• [Task inputs]:

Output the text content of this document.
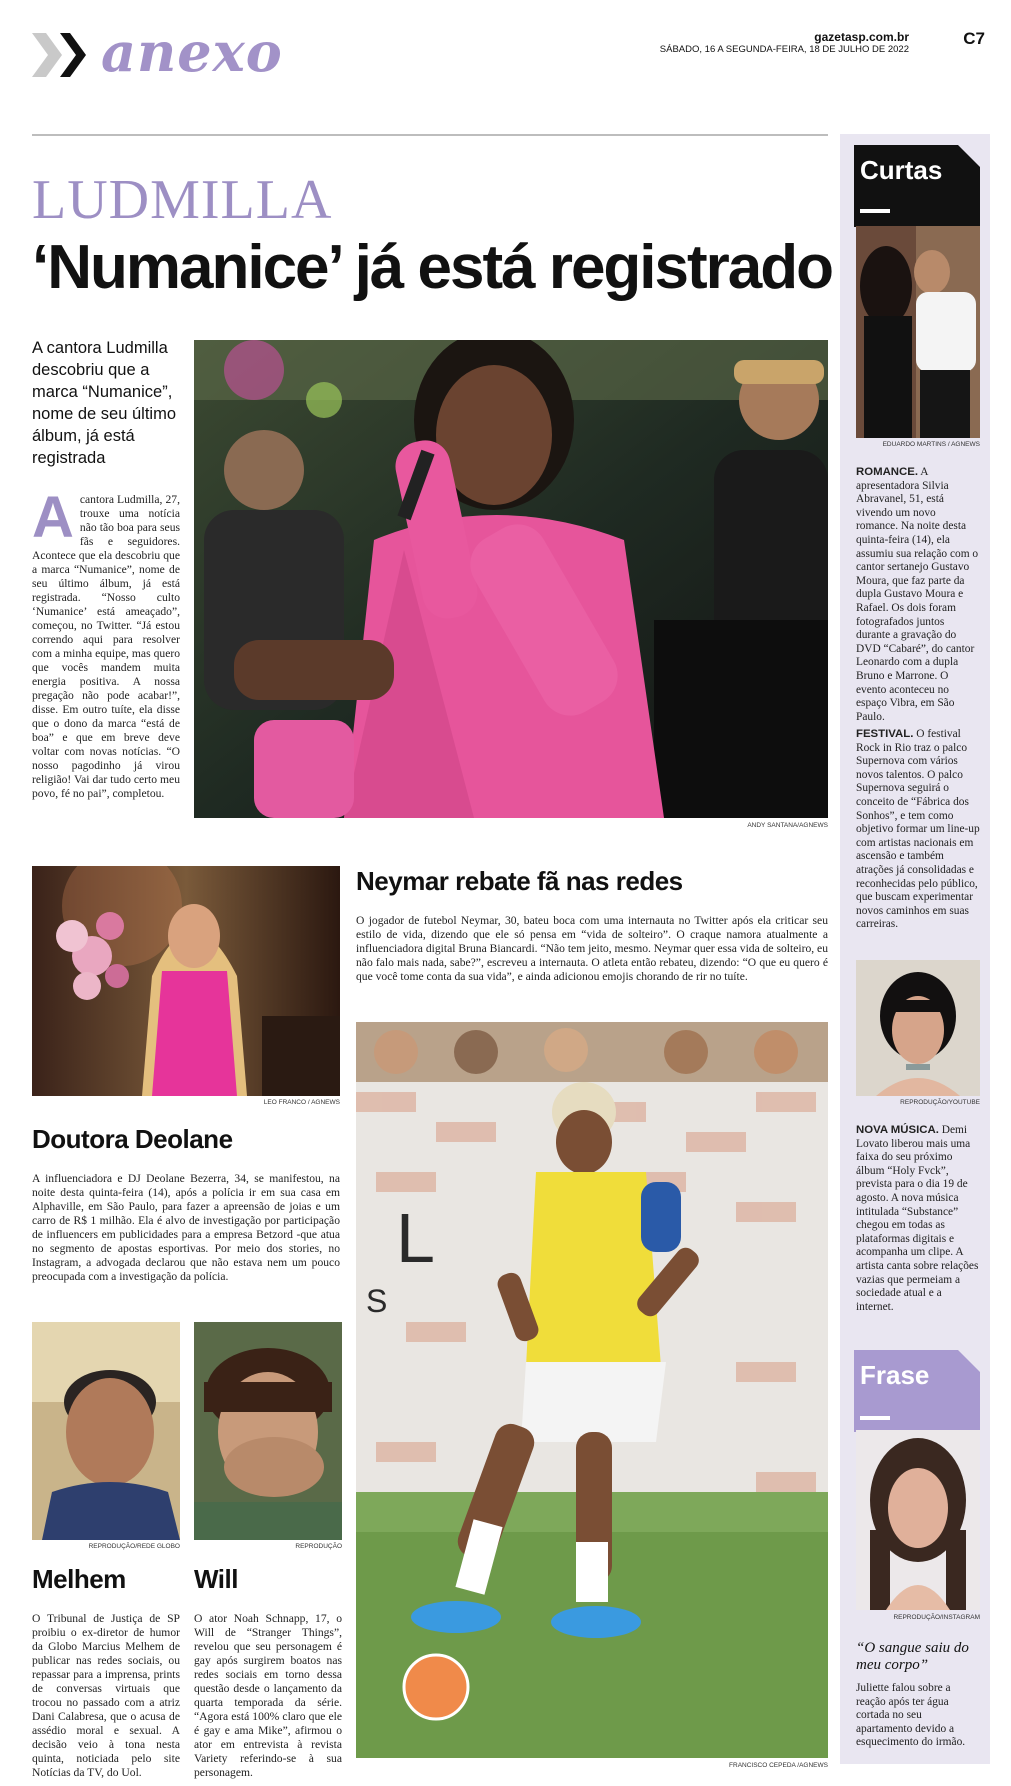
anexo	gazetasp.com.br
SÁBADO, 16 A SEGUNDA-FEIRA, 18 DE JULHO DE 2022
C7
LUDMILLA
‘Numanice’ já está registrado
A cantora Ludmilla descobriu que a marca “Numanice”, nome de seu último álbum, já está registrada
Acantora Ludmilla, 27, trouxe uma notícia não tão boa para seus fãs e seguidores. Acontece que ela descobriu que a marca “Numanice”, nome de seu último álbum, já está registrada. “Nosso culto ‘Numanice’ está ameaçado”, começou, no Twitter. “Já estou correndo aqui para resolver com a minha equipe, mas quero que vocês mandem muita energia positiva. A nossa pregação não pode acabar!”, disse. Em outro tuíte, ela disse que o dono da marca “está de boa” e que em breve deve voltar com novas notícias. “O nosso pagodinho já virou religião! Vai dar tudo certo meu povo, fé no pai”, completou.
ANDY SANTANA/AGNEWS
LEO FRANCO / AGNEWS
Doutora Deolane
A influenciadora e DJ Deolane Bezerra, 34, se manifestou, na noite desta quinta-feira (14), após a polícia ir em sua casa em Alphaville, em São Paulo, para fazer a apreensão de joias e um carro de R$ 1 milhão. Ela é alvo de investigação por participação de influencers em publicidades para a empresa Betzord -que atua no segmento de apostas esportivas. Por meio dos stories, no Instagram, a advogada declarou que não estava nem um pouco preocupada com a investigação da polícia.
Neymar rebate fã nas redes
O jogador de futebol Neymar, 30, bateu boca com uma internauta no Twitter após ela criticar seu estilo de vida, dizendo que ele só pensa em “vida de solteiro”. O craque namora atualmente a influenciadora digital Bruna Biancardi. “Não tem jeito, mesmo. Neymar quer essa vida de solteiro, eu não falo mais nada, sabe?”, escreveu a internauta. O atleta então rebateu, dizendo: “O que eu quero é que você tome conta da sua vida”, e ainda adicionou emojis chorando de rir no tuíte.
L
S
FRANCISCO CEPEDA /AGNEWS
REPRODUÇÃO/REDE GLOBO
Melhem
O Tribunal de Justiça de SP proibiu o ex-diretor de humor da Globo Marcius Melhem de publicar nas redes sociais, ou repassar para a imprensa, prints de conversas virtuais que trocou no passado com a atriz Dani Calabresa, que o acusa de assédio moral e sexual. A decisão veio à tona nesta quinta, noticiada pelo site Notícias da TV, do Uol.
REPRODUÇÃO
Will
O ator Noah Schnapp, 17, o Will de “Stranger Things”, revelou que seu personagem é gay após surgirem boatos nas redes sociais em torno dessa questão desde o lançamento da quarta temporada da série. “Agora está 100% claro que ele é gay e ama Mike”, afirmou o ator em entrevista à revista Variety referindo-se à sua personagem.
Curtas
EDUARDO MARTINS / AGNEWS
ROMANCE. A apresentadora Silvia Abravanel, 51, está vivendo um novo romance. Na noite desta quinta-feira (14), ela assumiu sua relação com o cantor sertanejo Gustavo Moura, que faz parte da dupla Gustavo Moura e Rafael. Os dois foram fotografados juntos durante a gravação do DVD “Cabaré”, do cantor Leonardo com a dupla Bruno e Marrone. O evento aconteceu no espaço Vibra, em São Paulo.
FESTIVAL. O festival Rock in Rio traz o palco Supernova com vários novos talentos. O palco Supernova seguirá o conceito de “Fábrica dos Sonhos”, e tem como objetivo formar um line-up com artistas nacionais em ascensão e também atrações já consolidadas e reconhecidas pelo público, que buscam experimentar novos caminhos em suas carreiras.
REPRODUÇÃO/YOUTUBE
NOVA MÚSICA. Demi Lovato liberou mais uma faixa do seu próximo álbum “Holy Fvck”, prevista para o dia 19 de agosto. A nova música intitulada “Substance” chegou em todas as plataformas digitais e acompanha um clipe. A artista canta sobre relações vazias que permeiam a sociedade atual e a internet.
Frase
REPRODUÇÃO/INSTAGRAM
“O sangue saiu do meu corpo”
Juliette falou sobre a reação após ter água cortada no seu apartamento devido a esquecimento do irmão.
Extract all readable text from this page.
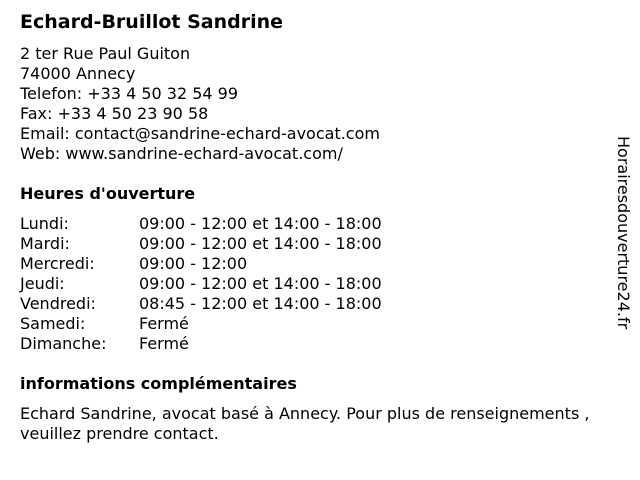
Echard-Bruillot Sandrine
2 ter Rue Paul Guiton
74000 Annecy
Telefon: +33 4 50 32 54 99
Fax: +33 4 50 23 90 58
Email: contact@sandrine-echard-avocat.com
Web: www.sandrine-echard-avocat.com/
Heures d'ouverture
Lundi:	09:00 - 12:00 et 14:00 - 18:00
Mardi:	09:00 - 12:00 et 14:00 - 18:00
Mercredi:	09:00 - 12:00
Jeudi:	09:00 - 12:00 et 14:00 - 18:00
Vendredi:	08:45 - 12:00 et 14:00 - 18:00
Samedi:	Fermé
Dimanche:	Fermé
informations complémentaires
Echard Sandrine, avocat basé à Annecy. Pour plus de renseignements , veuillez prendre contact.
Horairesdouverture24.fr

---

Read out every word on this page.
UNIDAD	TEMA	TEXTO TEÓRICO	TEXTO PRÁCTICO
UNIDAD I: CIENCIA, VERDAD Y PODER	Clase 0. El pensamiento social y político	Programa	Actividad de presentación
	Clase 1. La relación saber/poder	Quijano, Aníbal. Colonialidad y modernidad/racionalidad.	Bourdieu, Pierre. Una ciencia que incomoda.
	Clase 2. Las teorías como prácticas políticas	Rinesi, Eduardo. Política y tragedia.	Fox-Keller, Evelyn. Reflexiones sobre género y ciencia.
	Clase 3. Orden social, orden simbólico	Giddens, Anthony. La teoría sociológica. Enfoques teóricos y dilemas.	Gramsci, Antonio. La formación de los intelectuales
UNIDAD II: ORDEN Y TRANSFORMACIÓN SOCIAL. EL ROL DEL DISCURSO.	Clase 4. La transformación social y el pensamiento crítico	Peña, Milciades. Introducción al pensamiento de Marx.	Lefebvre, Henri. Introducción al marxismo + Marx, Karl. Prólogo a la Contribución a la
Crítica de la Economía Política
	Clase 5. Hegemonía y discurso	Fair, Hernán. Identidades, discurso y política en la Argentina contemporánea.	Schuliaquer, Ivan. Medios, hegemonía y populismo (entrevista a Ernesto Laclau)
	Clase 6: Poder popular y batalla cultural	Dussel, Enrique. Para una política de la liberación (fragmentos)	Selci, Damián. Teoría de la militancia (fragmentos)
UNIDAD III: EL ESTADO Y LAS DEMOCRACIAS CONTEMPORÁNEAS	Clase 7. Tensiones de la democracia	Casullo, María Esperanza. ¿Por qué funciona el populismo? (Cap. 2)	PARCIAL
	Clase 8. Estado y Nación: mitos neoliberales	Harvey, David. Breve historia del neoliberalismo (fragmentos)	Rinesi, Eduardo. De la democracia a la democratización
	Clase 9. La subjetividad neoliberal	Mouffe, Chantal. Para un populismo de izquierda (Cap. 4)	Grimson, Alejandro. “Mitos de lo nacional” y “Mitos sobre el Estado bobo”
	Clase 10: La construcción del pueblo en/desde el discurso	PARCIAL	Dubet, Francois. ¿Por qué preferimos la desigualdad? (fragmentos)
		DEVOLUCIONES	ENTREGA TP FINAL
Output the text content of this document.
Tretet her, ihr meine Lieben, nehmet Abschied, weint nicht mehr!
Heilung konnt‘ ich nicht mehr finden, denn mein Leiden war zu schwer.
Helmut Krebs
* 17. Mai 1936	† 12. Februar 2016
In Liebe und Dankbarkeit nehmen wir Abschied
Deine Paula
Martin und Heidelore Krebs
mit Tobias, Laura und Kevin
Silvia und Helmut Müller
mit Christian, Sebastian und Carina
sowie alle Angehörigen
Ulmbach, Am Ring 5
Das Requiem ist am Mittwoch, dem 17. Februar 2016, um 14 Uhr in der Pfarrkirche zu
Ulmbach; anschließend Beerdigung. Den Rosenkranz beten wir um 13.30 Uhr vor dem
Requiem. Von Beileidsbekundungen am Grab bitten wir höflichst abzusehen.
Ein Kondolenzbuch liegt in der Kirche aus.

==

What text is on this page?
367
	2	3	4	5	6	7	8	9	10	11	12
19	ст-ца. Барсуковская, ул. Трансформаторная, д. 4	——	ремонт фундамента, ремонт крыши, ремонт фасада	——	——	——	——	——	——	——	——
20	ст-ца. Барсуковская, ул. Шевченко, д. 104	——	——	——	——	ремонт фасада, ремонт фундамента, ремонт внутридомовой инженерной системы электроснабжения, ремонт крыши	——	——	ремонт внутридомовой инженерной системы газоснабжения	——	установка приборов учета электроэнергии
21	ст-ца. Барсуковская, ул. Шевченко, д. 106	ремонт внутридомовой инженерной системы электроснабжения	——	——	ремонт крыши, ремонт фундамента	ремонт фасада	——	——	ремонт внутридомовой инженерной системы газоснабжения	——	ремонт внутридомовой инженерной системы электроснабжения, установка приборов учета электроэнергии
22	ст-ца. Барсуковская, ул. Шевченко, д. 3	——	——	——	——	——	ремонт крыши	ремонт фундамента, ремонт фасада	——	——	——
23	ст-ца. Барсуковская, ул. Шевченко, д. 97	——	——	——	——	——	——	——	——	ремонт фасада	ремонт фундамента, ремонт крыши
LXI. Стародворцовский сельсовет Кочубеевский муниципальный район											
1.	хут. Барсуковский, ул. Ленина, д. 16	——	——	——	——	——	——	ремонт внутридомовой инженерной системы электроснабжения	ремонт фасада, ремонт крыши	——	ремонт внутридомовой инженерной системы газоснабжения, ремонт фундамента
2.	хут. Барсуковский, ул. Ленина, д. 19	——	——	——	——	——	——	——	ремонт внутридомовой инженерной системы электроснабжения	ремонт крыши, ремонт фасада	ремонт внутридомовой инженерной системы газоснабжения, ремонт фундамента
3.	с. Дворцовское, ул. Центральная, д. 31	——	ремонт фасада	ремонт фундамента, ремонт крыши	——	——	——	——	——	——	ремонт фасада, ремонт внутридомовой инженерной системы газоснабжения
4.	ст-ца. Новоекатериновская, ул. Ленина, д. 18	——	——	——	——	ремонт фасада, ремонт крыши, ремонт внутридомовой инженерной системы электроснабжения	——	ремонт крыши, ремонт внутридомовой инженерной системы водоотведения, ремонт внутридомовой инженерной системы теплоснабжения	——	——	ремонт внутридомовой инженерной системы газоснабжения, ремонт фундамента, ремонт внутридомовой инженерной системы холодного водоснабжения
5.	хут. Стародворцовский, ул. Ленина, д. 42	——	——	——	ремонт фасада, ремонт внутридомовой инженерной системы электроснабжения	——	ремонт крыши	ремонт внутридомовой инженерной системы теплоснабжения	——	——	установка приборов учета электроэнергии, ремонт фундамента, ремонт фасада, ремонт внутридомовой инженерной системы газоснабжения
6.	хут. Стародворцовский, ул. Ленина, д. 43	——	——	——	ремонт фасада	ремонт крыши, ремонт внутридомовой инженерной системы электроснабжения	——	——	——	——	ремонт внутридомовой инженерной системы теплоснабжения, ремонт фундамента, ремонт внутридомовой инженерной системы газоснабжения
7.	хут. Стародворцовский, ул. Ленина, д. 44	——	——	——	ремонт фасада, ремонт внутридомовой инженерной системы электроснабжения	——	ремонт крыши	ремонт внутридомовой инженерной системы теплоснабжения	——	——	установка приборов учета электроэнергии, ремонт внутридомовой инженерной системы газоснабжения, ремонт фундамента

• [What you will do]: Of all the lines in the listing above, how many contain the word "pelo"? Answer with the number alone.

• [Complete response]: 2